— Written exercise —
The records below must be output exactly, without pictures.

— Given records —
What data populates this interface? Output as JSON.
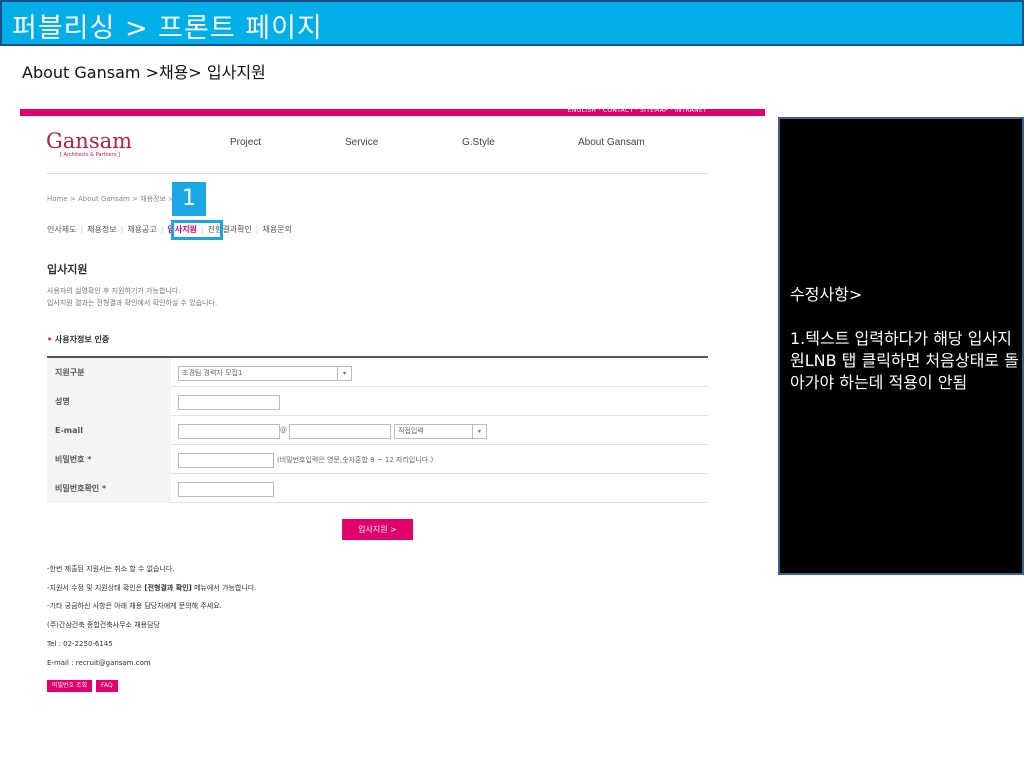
{
  "slide": {
    "title": "퍼블리싱 > 프론트 페이지",
    "breadcrumb": "About Gansam >채용> 입사지원"
  },
  "site": {
    "util_links": "ENGLISH · CONTACT · SITEMAP · INTRANET",
    "logo": "Gansam",
    "logo_sub": "[ Architects & Partners ]",
    "gnb": [
      "Project",
      "Service",
      "G.Style",
      "About Gansam"
    ],
    "crumb": "Home > About Gansam > 채용정보 > 입사지원",
    "marker": "1",
    "lnb": [
      "인사제도",
      "채용정보",
      "채용공고",
      "입사지원",
      "전형결과확인",
      "채용문의"
    ],
    "lnb_active_index": 3,
    "page_heading": "입사지원",
    "intro": [
      "사용자의 실명확인 후 지원하기가 가능합니다.",
      "입사지원 결과는 전형결과 확인에서 확인하실 수 있습니다."
    ],
    "section_title": "사용자정보 인증",
    "form": {
      "apply_type_label": "지원구분",
      "apply_type_value": "조경팀 경력자 모집1",
      "name_label": "성명",
      "email_label": "E-mail",
      "email_at": "@",
      "email_domain_value": "직접입력",
      "password_label": "비밀번호 *",
      "password_hint": "(비밀번호입력은 영문,숫자혼합 8 ~ 12 자리입니다.)",
      "password_confirm_label": "비밀번호확인 *"
    },
    "submit_label": "입사지원 >",
    "notes": {
      "n1": "-한번 제출된 지원서는 취소 할 수 없습니다.",
      "n2_pre": "-지원서 수정 및 지원상태 확인은 ",
      "n2_bold": "[전형결과 확인]",
      "n2_post": " 메뉴에서 가능합니다.",
      "n3": "-기타 궁금하신 사항은 아래 채용 담당자에게 문의해 주세요.",
      "n4": "(주)간삼건축 종합건축사무소 채용담당",
      "n5": "Tel : 02-2250-6145",
      "n6": "E-mail : recruit@gansam.com"
    },
    "buttons": [
      "비밀번호 조회",
      "FAQ"
    ]
  },
  "memo": {
    "title": "수정사항>",
    "body": "1.텍스트 입력하다가 해당 입사지원LNB 탭 클릭하면 처음상태로 돌아가야 하는데 적용이 안됨"
  },
  "colors": {
    "title_bar": "#00aee8",
    "brand_pink": "#e2006a",
    "highlight_blue": "#1aa3e8",
    "logo_red": "#b5213e"
  }
}
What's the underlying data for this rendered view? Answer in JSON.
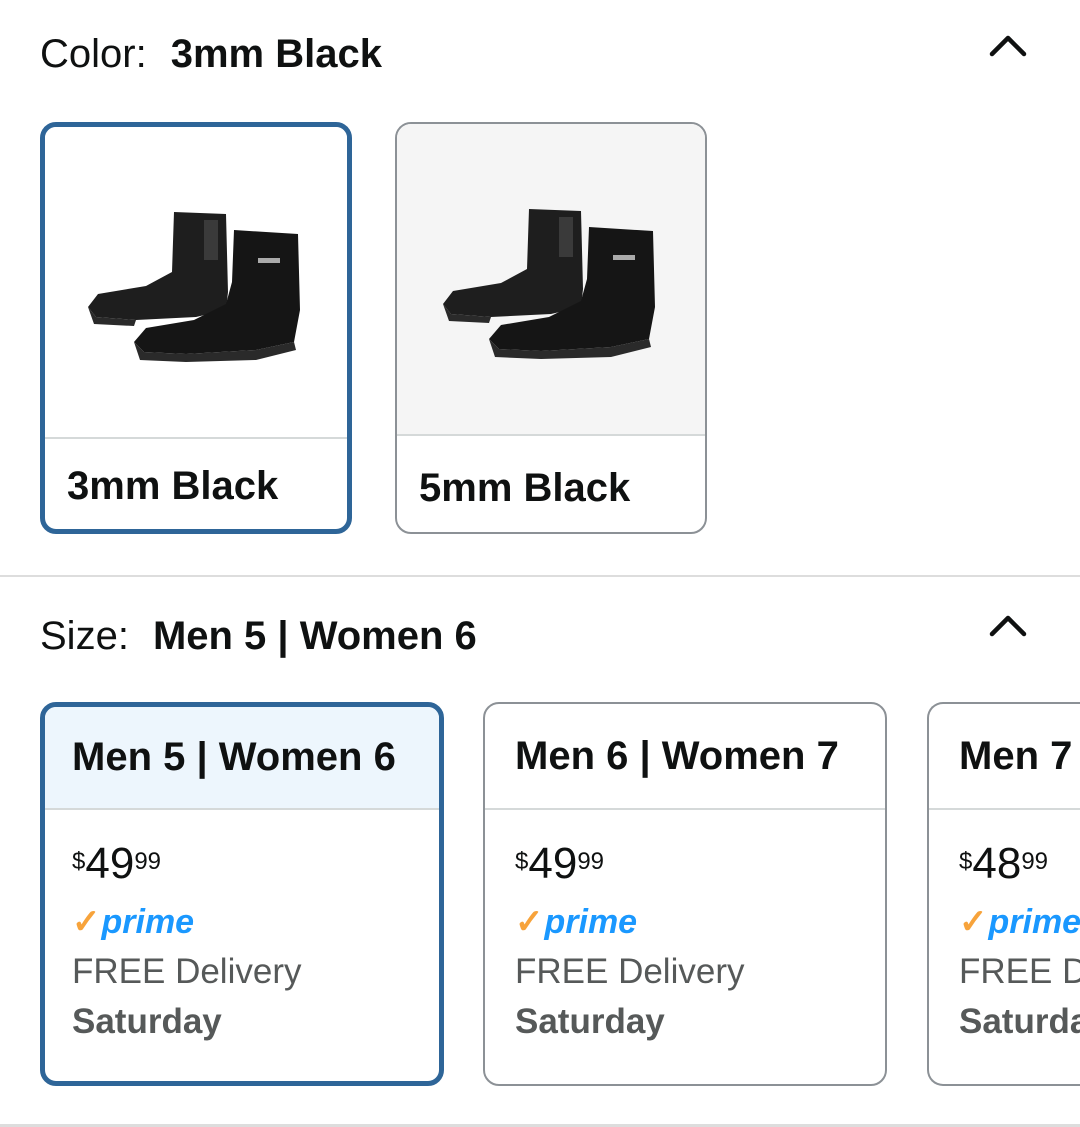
{
  "color": {
    "label": "Color:",
    "selected": "3mm Black",
    "options": [
      {
        "label": "3mm Black"
      },
      {
        "label": "5mm Black"
      }
    ]
  },
  "size": {
    "label": "Size:",
    "selected": "Men 5 | Women 6",
    "options": [
      {
        "label": "Men 5 | Women 6",
        "price_dollars": "49",
        "price_cents": "99",
        "currency": "$",
        "prime": "prime",
        "delivery": "FREE Delivery",
        "day": "Saturday"
      },
      {
        "label": "Men 6 | Women 7",
        "price_dollars": "49",
        "price_cents": "99",
        "currency": "$",
        "prime": "prime",
        "delivery": "FREE Delivery",
        "day": "Saturday"
      },
      {
        "label": "Men 7",
        "price_dollars": "48",
        "price_cents": "99",
        "currency": "$",
        "prime": "prime",
        "delivery": "FREE De",
        "day": "Saturda"
      }
    ]
  },
  "icons": {
    "collapse": "chevron-up-icon",
    "prime_check": "check-icon"
  },
  "colors": {
    "selected_border": "#2e6598",
    "selected_head_bg": "#edf6fd",
    "prime_blue": "#1a98ff",
    "prime_check": "#f7a33b"
  }
}
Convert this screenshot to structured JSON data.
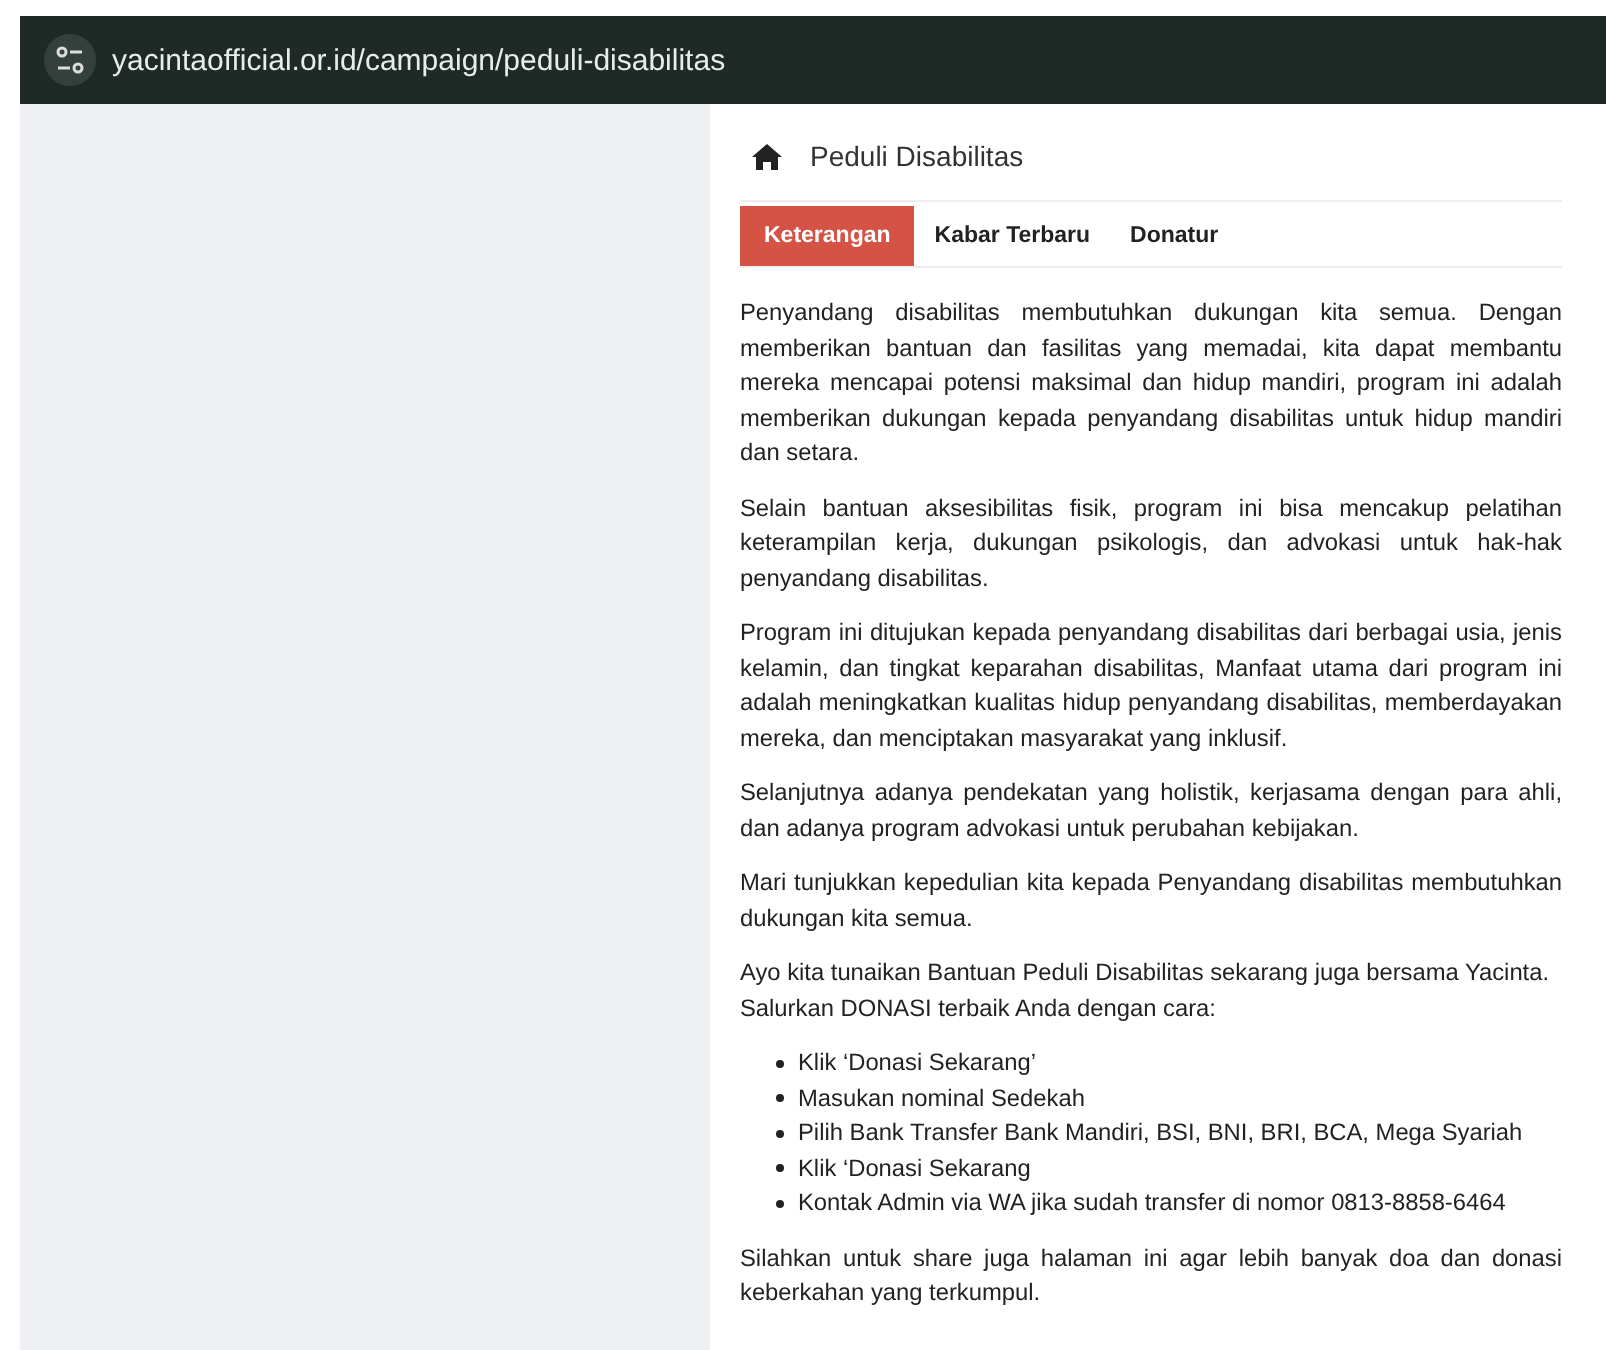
{
  "address_bar": {
    "url": "yacintaofficial.or.id/campaign/peduli-disabilitas"
  },
  "breadcrumb": {
    "title": "Peduli Disabilitas"
  },
  "tabs": [
    {
      "label": "Keterangan",
      "selected": true
    },
    {
      "label": "Kabar Terbaru",
      "selected": false
    },
    {
      "label": "Donatur",
      "selected": false
    }
  ],
  "content": [
    {
      "kind": "paragraph",
      "text": "Penyandang disabilitas membutuhkan dukungan kita semua. Dengan memberikan bantuan dan fasilitas yang memadai, kita dapat membantu mereka mencapai potensi maksimal dan hidup mandiri, program ini adalah memberikan dukungan kepada penyandang disabilitas untuk hidup mandiri dan setara."
    },
    {
      "kind": "paragraph",
      "text": "Selain bantuan aksesibilitas fisik, program ini bisa mencakup pelatihan keterampilan kerja, dukungan psikologis, dan advokasi untuk hak-hak penyandang disabilitas."
    },
    {
      "kind": "paragraph",
      "text": "Program ini ditujukan kepada penyandang disabilitas dari berbagai usia, jenis kelamin, dan tingkat keparahan disabilitas, Manfaat utama dari program ini adalah meningkatkan kualitas hidup penyandang disabilitas, memberdayakan mereka, dan menciptakan masyarakat yang inklusif."
    },
    {
      "kind": "paragraph",
      "text": "Selanjutnya adanya pendekatan yang holistik, kerjasama dengan para ahli, dan adanya program advokasi untuk perubahan kebijakan."
    },
    {
      "kind": "paragraph",
      "text": "Mari tunjukkan kepedulian kita kepada Penyandang disabilitas membutuhkan dukungan kita semua."
    },
    {
      "kind": "lines",
      "lines": [
        "Ayo kita tunaikan Bantuan Peduli Disabilitas sekarang juga bersama Yacinta.",
        "Salurkan DONASI terbaik Anda dengan cara:"
      ]
    },
    {
      "kind": "list",
      "items": [
        "Klik ‘Donasi Sekarang’",
        "Masukan nominal Sedekah",
        "Pilih Bank Transfer Bank Mandiri, BSI, BNI, BRI, BCA, Mega Syariah",
        "Klik ‘Donasi Sekarang",
        "Kontak Admin via WA jika sudah transfer di nomor 0813-8858-6464"
      ]
    },
    {
      "kind": "paragraph",
      "text": "Silahkan untuk share juga halaman ini agar lebih banyak doa dan donasi keberkahan yang terkumpul."
    }
  ]
}
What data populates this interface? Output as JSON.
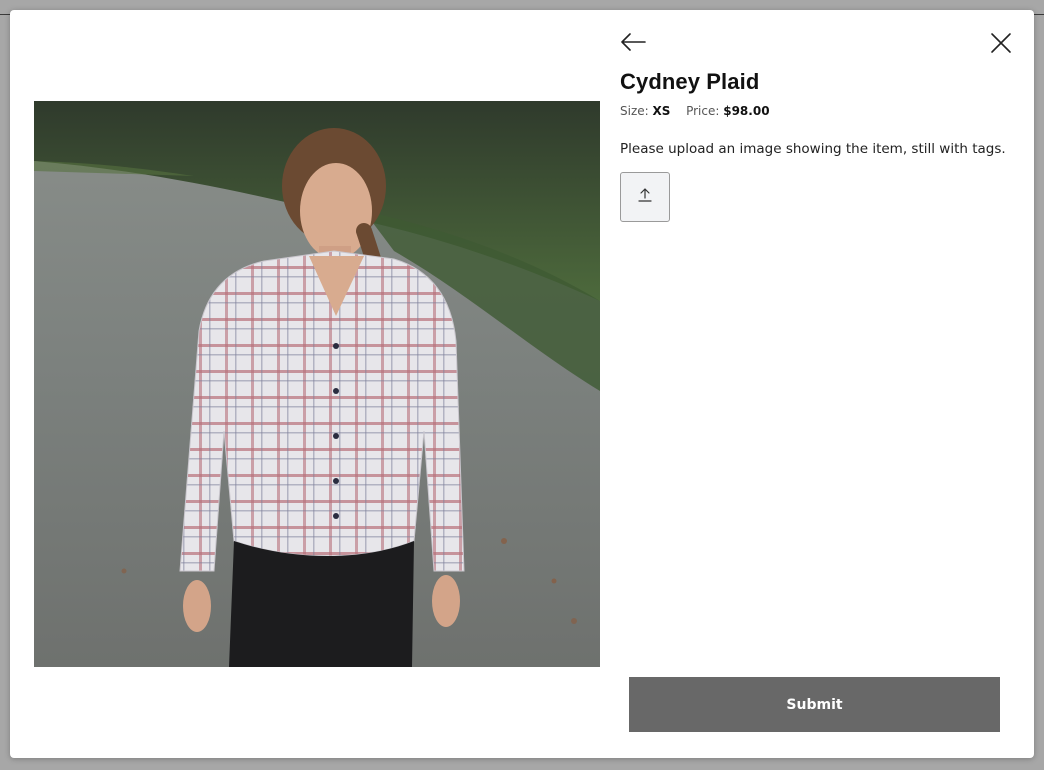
{
  "product": {
    "name": "Cydney Plaid",
    "size_label": "Size:",
    "size_value": "XS",
    "price_label": "Price:",
    "price_value": "$98.00",
    "photo_alt": "product-photo"
  },
  "upload": {
    "instruction": "Please upload an image showing the item, still with tags.",
    "icon": "upload-icon"
  },
  "actions": {
    "back_icon": "back-arrow-icon",
    "close_icon": "close-icon",
    "submit_label": "Submit"
  },
  "colors": {
    "submit_bg": "#686868",
    "backdrop": "#a7a7a7",
    "upload_bg": "#f2f3f5"
  }
}
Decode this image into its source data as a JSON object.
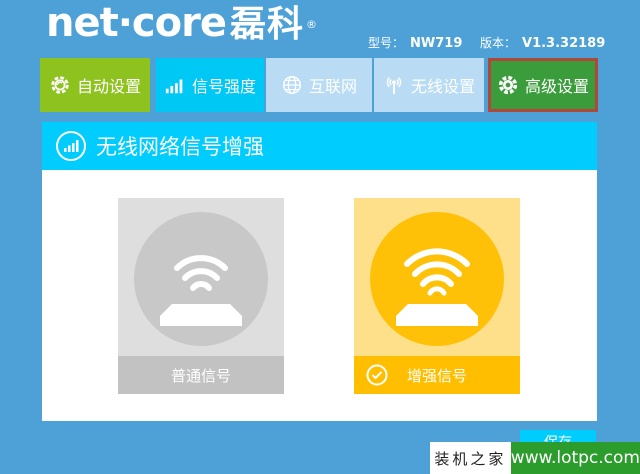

— Exercise response —
What data populates this interface? Output as JSON.
{
  "slide": {
    "title": "퍼블리싱 > 프론트 페이지",
    "breadcrumb": "About Gansam >채용> 입사지원"
  },
  "site": {
    "util_links": "ENGLISH · CONTACT · SITEMAP · INTRANET",
    "logo": "Gansam",
    "logo_sub": "[ Architects & Partners ]",
    "gnb": [
      "Project",
      "Service",
      "G.Style",
      "About Gansam"
    ],
    "crumb": "Home > About Gansam > 채용정보 > 입사지원",
    "marker": "1",
    "lnb": [
      "인사제도",
      "채용정보",
      "채용공고",
      "입사지원",
      "전형결과확인",
      "채용문의"
    ],
    "lnb_active_index": 3,
    "page_heading": "입사지원",
    "intro": [
      "사용자의 실명확인 후 지원하기가 가능합니다.",
      "입사지원 결과는 전형결과 확인에서 확인하실 수 있습니다."
    ],
    "section_title": "사용자정보 인증",
    "form": {
      "apply_type_label": "지원구분",
      "apply_type_value": "조경팀 경력자 모집1",
      "name_label": "성명",
      "email_label": "E-mail",
      "email_at": "@",
      "email_domain_value": "직접입력",
      "password_label": "비밀번호 *",
      "password_hint": "(비밀번호입력은 영문,숫자혼합 8 ~ 12 자리입니다.)",
      "password_confirm_label": "비밀번호확인 *"
    },
    "submit_label": "입사지원 >",
    "notes": {
      "n1": "-한번 제출된 지원서는 취소 할 수 없습니다.",
      "n2_pre": "-지원서 수정 및 지원상태 확인은 ",
      "n2_bold": "[전형결과 확인]",
      "n2_post": " 메뉴에서 가능합니다.",
      "n3": "-기타 궁금하신 사항은 아래 채용 담당자에게 문의해 주세요.",
      "n4": "(주)간삼건축 종합건축사무소 채용담당",
      "n5": "Tel : 02-2250-6145",
      "n6": "E-mail : recruit@gansam.com"
    },
    "buttons": [
      "비밀번호 조회",
      "FAQ"
    ]
  },
  "memo": {
    "title": "수정사항>",
    "body": "1.텍스트 입력하다가 해당 입사지원LNB 탭 클릭하면 처음상태로 돌아가야 하는데 적용이 안됨"
  },
  "colors": {
    "title_bar": "#00aee8",
    "brand_pink": "#e2006a",
    "highlight_blue": "#1aa3e8",
    "logo_red": "#b5213e"
  }
}
What's the underlying data for this rendered view? Answer in JSON.
{
  "color": {
    "label": "Color:",
    "selected": "3mm Black",
    "options": [
      {
        "label": "3mm Black"
      },
      {
        "label": "5mm Black"
      }
    ]
  },
  "size": {
    "label": "Size:",
    "selected": "Men 5 | Women 6",
    "options": [
      {
        "label": "Men 5 | Women 6",
        "price_dollars": "49",
        "price_cents": "99",
        "currency": "$",
        "prime": "prime",
        "delivery": "FREE Delivery",
        "day": "Saturday"
      },
      {
        "label": "Men 6 | Women 7",
        "price_dollars": "49",
        "price_cents": "99",
        "currency": "$",
        "prime": "prime",
        "delivery": "FREE Delivery",
        "day": "Saturday"
      },
      {
        "label": "Men 7",
        "price_dollars": "48",
        "price_cents": "99",
        "currency": "$",
        "prime": "prime",
        "delivery": "FREE De",
        "day": "Saturda"
      }
    ]
  },
  "icons": {
    "collapse": "chevron-up-icon",
    "prime_check": "check-icon"
  },
  "colors": {
    "selected_border": "#2e6598",
    "selected_head_bg": "#edf6fd",
    "prime_blue": "#1a98ff",
    "prime_check": "#f7a33b"
  }
}
Convert this screenshot to structured JSON data.
{
  "address_bar": {
    "url": "yacintaofficial.or.id/campaign/peduli-disabilitas"
  },
  "breadcrumb": {
    "title": "Peduli Disabilitas"
  },
  "tabs": [
    {
      "label": "Keterangan",
      "selected": true
    },
    {
      "label": "Kabar Terbaru",
      "selected": false
    },
    {
      "label": "Donatur",
      "selected": false
    }
  ],
  "content": [
    {
      "kind": "paragraph",
      "text": "Penyandang disabilitas membutuhkan dukungan kita semua. Dengan memberikan bantuan dan fasilitas yang memadai, kita dapat membantu mereka mencapai potensi maksimal dan hidup mandiri, program ini adalah memberikan dukungan kepada penyandang disabilitas untuk hidup mandiri dan setara."
    },
    {
      "kind": "paragraph",
      "text": "Selain bantuan aksesibilitas fisik, program ini bisa mencakup pelatihan keterampilan kerja, dukungan psikologis, dan advokasi untuk hak-hak penyandang disabilitas."
    },
    {
      "kind": "paragraph",
      "text": "Program ini ditujukan kepada penyandang disabilitas dari berbagai usia, jenis kelamin, dan tingkat keparahan disabilitas, Manfaat utama dari program ini adalah meningkatkan kualitas hidup penyandang disabilitas, memberdayakan mereka, dan menciptakan masyarakat yang inklusif."
    },
    {
      "kind": "paragraph",
      "text": "Selanjutnya adanya pendekatan yang holistik, kerjasama dengan para ahli, dan adanya program advokasi untuk perubahan kebijakan."
    },
    {
      "kind": "paragraph",
      "text": "Mari tunjukkan kepedulian kita kepada Penyandang disabilitas membutuhkan dukungan kita semua."
    },
    {
      "kind": "lines",
      "lines": [
        "Ayo kita tunaikan Bantuan Peduli Disabilitas sekarang juga bersama Yacinta.",
        "Salurkan DONASI terbaik Anda dengan cara:"
      ]
    },
    {
      "kind": "list",
      "items": [
        "Klik ‘Donasi Sekarang’",
        "Masukan nominal Sedekah",
        "Pilih Bank Transfer Bank Mandiri, BSI, BNI, BRI, BCA, Mega Syariah",
        "Klik ‘Donasi Sekarang",
        "Kontak Admin via WA jika sudah transfer di nomor 0813-8858-6464"
      ]
    },
    {
      "kind": "paragraph",
      "text": "Silahkan untuk share juga halaman ini agar lebih banyak doa dan donasi keberkahan yang terkumpul."
    }
  ]
}
What data populates this interface? Output as JSON.
{
  "product": {
    "name": "Cydney Plaid",
    "size_label": "Size:",
    "size_value": "XS",
    "price_label": "Price:",
    "price_value": "$98.00",
    "photo_alt": "product-photo"
  },
  "upload": {
    "instruction": "Please upload an image showing the item, still with tags.",
    "icon": "upload-icon"
  },
  "actions": {
    "back_icon": "back-arrow-icon",
    "close_icon": "close-icon",
    "submit_label": "Submit"
  },
  "colors": {
    "submit_bg": "#686868",
    "backdrop": "#a7a7a7",
    "upload_bg": "#f2f3f5"
  }
}
Decode this image into its source data as a JSON object.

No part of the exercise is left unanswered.